TASK INSTRUCTIONS:
Work out how many lines in the following entries contain the string "care", and write only that number.

LISTED RECORDS:
# # # # #
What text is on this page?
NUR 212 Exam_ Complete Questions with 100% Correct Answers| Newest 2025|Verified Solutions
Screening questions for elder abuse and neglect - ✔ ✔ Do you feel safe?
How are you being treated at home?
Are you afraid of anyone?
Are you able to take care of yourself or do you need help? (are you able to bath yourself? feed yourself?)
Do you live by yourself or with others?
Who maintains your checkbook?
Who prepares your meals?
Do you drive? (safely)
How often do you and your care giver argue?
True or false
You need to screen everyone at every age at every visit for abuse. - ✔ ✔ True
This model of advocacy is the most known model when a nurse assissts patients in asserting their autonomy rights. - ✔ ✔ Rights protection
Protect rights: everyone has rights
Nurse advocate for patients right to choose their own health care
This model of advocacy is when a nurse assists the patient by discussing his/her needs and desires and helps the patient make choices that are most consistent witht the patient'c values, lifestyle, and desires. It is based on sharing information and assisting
# # # # #
SOLVED EXERCISE:
3